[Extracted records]
------------
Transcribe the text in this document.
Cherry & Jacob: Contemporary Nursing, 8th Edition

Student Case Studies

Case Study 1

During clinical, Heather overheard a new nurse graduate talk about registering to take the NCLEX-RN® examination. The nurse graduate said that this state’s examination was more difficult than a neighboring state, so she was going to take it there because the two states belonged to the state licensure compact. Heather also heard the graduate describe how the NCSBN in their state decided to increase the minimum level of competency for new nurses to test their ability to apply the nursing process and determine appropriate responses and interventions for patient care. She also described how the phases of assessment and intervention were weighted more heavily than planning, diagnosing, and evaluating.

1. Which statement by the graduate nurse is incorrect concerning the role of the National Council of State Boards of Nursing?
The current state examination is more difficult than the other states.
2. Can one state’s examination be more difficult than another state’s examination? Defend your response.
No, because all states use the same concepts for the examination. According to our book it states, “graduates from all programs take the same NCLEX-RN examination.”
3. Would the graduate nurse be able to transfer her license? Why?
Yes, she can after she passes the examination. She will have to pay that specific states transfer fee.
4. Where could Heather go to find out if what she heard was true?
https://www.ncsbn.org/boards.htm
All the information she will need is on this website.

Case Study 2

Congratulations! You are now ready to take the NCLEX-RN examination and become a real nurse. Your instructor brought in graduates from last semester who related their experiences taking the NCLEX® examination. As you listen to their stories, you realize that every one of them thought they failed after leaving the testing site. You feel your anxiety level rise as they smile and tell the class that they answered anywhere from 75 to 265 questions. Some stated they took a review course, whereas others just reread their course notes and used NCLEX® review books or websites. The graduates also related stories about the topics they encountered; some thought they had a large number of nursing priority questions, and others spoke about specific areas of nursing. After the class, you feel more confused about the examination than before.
------------
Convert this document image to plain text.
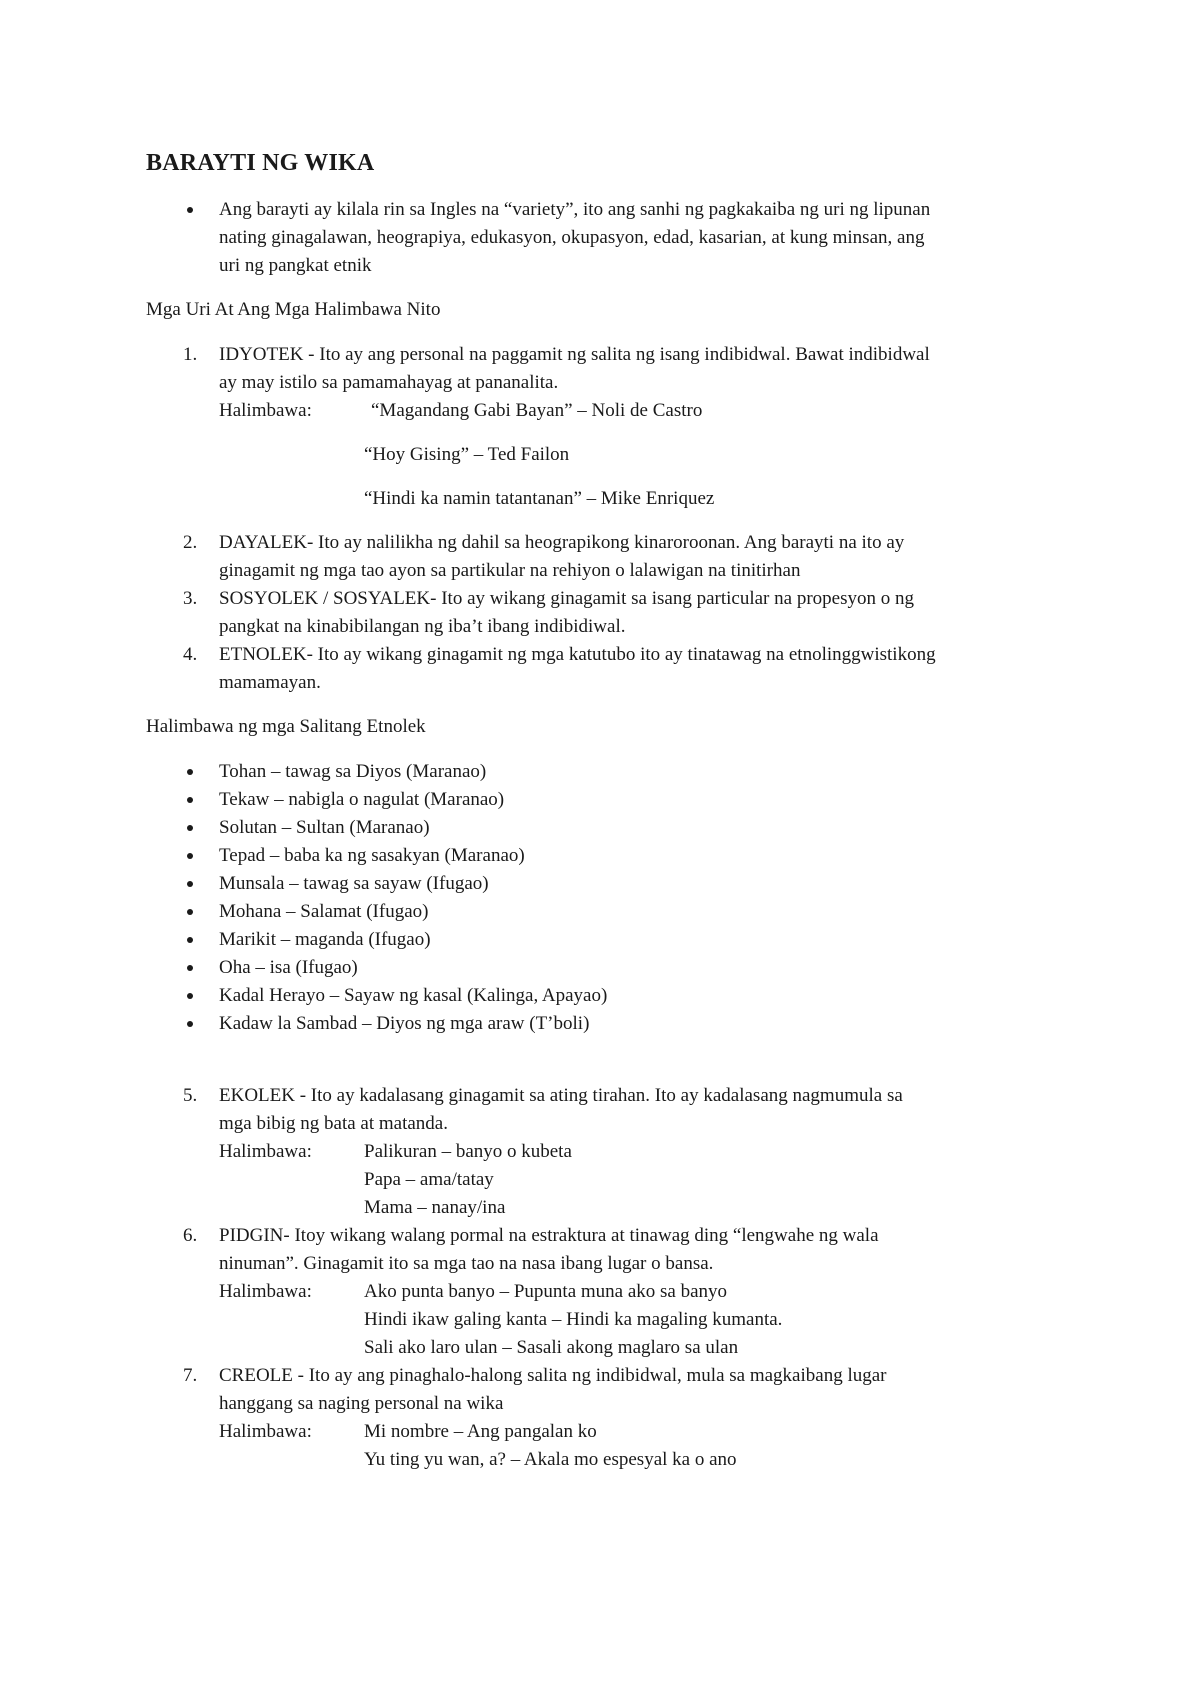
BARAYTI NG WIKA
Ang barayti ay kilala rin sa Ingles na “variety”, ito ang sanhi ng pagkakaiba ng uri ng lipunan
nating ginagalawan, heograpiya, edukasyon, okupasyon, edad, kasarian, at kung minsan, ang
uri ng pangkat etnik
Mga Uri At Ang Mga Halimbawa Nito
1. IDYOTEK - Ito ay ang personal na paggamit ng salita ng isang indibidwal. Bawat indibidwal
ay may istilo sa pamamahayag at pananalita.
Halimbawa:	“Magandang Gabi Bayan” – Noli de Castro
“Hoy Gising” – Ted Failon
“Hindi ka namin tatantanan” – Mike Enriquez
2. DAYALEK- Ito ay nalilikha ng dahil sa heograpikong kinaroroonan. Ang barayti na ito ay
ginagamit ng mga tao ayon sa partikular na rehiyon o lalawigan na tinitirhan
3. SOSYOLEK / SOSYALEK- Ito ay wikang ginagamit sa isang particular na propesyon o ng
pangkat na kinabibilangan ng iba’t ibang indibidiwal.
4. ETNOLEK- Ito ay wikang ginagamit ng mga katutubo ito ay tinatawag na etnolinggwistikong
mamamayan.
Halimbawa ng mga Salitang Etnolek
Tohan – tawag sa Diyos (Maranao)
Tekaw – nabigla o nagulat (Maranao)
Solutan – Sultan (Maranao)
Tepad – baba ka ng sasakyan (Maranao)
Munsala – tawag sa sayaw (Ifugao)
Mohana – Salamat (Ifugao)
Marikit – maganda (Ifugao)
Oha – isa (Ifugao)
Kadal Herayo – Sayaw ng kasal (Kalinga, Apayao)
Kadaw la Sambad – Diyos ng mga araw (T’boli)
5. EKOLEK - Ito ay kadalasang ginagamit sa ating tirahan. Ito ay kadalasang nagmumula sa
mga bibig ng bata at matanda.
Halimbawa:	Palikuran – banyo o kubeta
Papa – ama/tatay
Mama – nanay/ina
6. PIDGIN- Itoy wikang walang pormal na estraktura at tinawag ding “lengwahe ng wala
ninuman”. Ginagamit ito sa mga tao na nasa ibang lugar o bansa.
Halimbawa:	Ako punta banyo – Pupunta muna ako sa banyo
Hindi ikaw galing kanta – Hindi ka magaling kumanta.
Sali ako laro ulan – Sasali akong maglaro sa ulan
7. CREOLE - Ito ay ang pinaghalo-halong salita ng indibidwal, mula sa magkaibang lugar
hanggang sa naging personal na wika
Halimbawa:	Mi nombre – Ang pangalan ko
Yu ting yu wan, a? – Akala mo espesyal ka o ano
------------
▶ _EXERCISE DESCRIPTION_
Report how many lines hold the string "wikang", giving the number and nothing else.

▶ _OUTPUT OF THE EXERCISE_
3